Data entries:

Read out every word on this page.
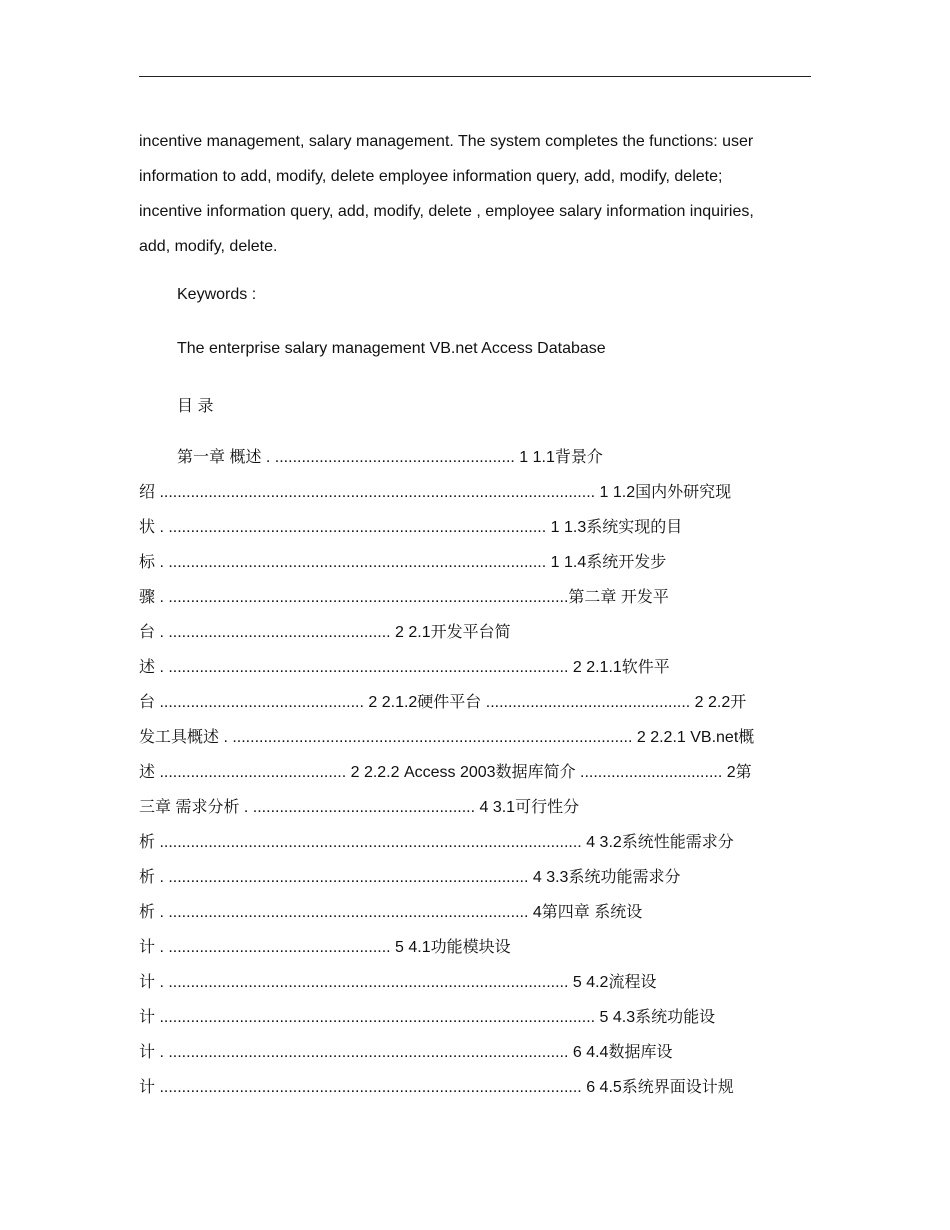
incentive management, salary management. The system completes the functions: user
information to add, modify, delete employee information query, add, modify, delete;
incentive information query, add, modify, delete , employee salary information inquiries,
add, modify, delete.

Keywords :

The enterprise salary management VB.net Access Database

目 录

第一章 概述 . ...................................................... 1 1.1背景介
绍 .................................................................................................. 1 1.2国内外研究现
状 . ..................................................................................... 1 1.3系统实现的目
标 . ..................................................................................... 1 1.4系统开发步
骤 . ..........................................................................................第二章 开发平
台 . .................................................. 2 2.1开发平台简
述 . .......................................................................................... 2 2.1.1软件平
台 .............................................. 2 2.1.2硬件平台 .............................................. 2 2.2开
发工具概述 . .......................................................................................... 2 2.2.1 VB.net概
述 .......................................... 2 2.2.2 Access 2003数据库简介 ................................ 2第
三章 需求分析 . .................................................. 4 3.1可行性分
析 ............................................................................................... 4 3.2系统性能需求分
析 . ................................................................................. 4 3.3系统功能需求分
析 . ................................................................................. 4第四章 系统设
计 . .................................................. 5 4.1功能模块设
计 . .......................................................................................... 5 4.2流程设
计 .................................................................................................. 5 4.3系统功能设
计 . .......................................................................................... 6 4.4数据库设
计 ............................................................................................... 6 4.5系统界面设计规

• **SHORT TASK**:
Repeat the listing in full and exactly. Do not include any images.

• **ANSWER BELOW**:
Read out every word on this page.
incentive management, salary management. The system completes the functions: user
information to add, modify, delete employee information query, add, modify, delete;
incentive information query, add, modify, delete , employee salary information inquiries,
add, modify, delete.

Keywords :

The enterprise salary management VB.net Access Database

目 录

第一章 概述 . ...................................................... 1 1.1背景介
绍 .................................................................................................. 1 1.2国内外研究现
状 . ..................................................................................... 1 1.3系统实现的目
标 . ..................................................................................... 1 1.4系统开发步
骤 . ..........................................................................................第二章 开发平
台 . .................................................. 2 2.1开发平台简
述 . .......................................................................................... 2 2.1.1软件平
台 .............................................. 2 2.1.2硬件平台 .............................................. 2 2.2开
发工具概述 . .......................................................................................... 2 2.2.1 VB.net概
述 .......................................... 2 2.2.2 Access 2003数据库简介 ................................ 2第
三章 需求分析 . .................................................. 4 3.1可行性分
析 ............................................................................................... 4 3.2系统性能需求分
析 . ................................................................................. 4 3.3系统功能需求分
析 . ................................................................................. 4第四章 系统设
计 . .................................................. 5 4.1功能模块设
计 . .......................................................................................... 5 4.2流程设
计 .................................................................................................. 5 4.3系统功能设
计 . .......................................................................................... 6 4.4数据库设
计 ............................................................................................... 6 4.5系统界面设计规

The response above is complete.